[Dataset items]
*-*-*

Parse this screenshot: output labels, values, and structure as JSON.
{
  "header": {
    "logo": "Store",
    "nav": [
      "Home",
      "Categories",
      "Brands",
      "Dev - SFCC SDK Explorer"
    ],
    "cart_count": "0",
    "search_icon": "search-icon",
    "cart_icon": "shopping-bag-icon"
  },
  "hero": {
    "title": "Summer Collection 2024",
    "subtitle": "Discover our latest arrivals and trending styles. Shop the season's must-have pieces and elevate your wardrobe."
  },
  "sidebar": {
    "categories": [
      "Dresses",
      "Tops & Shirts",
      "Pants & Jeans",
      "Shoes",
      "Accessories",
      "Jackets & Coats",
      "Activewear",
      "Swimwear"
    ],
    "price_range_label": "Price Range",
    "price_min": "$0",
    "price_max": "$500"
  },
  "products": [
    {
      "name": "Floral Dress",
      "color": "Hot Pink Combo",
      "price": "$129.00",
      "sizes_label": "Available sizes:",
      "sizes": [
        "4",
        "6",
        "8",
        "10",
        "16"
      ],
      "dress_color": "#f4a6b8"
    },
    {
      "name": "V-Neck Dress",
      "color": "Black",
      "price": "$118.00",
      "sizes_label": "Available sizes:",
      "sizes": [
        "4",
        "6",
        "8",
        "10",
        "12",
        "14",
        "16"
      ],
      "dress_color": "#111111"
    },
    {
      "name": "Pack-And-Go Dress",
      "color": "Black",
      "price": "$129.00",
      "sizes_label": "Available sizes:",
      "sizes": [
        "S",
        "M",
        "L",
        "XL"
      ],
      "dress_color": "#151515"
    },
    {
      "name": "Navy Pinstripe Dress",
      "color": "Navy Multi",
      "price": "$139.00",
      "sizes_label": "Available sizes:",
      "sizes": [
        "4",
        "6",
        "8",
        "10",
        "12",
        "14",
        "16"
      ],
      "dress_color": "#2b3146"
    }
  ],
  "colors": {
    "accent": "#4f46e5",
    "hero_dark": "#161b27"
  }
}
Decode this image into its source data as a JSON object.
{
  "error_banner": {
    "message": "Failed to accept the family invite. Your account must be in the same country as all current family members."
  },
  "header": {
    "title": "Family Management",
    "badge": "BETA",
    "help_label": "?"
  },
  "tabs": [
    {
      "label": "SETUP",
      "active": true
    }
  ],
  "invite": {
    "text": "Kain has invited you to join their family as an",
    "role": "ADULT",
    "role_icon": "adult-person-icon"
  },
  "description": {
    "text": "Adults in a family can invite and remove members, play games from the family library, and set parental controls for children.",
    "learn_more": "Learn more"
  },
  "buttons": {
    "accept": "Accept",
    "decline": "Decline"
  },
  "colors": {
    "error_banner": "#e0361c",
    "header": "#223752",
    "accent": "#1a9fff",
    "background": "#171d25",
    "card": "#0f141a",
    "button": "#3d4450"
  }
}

*-*-*

*STATED PROBLEM*
Take the entries and copy them out exactly.

*RESULT OF THIS EXERCISE*
Parse this screenshot: output labels, values, and structure as JSON.
{
  "header": {
    "logo": "Store",
    "nav": [
      "Home",
      "Categories",
      "Brands",
      "Dev - SFCC SDK Explorer"
    ],
    "cart_count": "0",
    "search_icon": "search-icon",
    "cart_icon": "shopping-bag-icon"
  },
  "hero": {
    "title": "Summer Collection 2024",
    "subtitle": "Discover our latest arrivals and trending styles. Shop the season's must-have pieces and elevate your wardrobe."
  },
  "sidebar": {
    "categories": [
      "Dresses",
      "Tops & Shirts",
      "Pants & Jeans",
      "Shoes",
      "Accessories",
      "Jackets & Coats",
      "Activewear",
      "Swimwear"
    ],
    "price_range_label": "Price Range",
    "price_min": "$0",
    "price_max": "$500"
  },
  "products": [
    {
      "name": "Floral Dress",
      "color": "Hot Pink Combo",
      "price": "$129.00",
      "sizes_label": "Available sizes:",
      "sizes": [
        "4",
        "6",
        "8",
        "10",
        "16"
      ],
      "dress_color": "#f4a6b8"
    },
    {
      "name": "V-Neck Dress",
      "color": "Black",
      "price": "$118.00",
      "sizes_label": "Available sizes:",
      "sizes": [
        "4",
        "6",
        "8",
        "10",
        "12",
        "14",
        "16"
      ],
      "dress_color": "#111111"
    },
    {
      "name": "Pack-And-Go Dress",
      "color": "Black",
      "price": "$129.00",
      "sizes_label": "Available sizes:",
      "sizes": [
        "S",
        "M",
        "L",
        "XL"
      ],
      "dress_color": "#151515"
    },
    {
      "name": "Navy Pinstripe Dress",
      "color": "Navy Multi",
      "price": "$139.00",
      "sizes_label": "Available sizes:",
      "sizes": [
        "4",
        "6",
        "8",
        "10",
        "12",
        "14",
        "16"
      ],
      "dress_color": "#2b3146"
    }
  ],
  "colors": {
    "accent": "#4f46e5",
    "hero_dark": "#161b27"
  }
}
Decode this image into its source data as a JSON object.
{
  "error_banner": {
    "message": "Failed to accept the family invite. Your account must be in the same country as all current family members."
  },
  "header": {
    "title": "Family Management",
    "badge": "BETA",
    "help_label": "?"
  },
  "tabs": [
    {
      "label": "SETUP",
      "active": true
    }
  ],
  "invite": {
    "text": "Kain has invited you to join their family as an",
    "role": "ADULT",
    "role_icon": "adult-person-icon"
  },
  "description": {
    "text": "Adults in a family can invite and remove members, play games from the family library, and set parental controls for children.",
    "learn_more": "Learn more"
  },
  "buttons": {
    "accept": "Accept",
    "decline": "Decline"
  },
  "colors": {
    "error_banner": "#e0361c",
    "header": "#223752",
    "accent": "#1a9fff",
    "background": "#171d25",
    "card": "#0f141a",
    "button": "#3d4450"
  }
}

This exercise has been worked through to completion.